[Records from a data collection]

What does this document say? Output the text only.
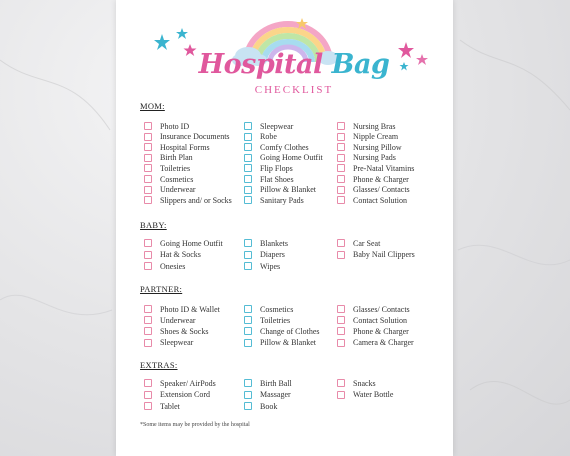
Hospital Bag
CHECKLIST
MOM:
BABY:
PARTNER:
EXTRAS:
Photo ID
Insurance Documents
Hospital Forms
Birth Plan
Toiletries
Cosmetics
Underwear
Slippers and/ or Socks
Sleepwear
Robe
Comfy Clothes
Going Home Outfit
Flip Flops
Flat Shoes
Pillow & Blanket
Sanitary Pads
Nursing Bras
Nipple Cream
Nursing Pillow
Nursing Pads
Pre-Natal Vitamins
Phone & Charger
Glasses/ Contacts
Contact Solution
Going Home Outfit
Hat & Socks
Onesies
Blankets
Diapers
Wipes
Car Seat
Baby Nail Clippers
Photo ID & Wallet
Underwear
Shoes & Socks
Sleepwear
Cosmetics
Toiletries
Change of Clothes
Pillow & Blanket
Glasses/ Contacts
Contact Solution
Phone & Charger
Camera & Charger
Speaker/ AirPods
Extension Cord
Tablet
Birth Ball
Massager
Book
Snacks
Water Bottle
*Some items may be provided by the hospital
--
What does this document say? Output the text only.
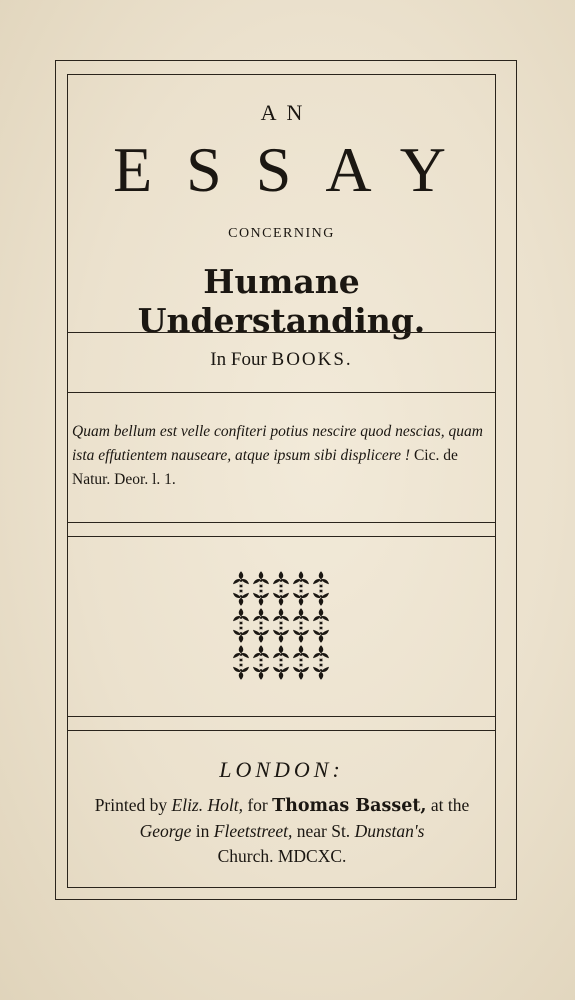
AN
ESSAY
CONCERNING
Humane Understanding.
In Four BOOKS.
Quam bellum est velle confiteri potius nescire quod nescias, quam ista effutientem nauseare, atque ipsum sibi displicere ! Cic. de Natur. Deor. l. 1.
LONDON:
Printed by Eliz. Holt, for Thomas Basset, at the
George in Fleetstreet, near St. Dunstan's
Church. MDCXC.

What you should do =
Report only the number of lines that hold the word "Nursing".

Output for this exercise =
3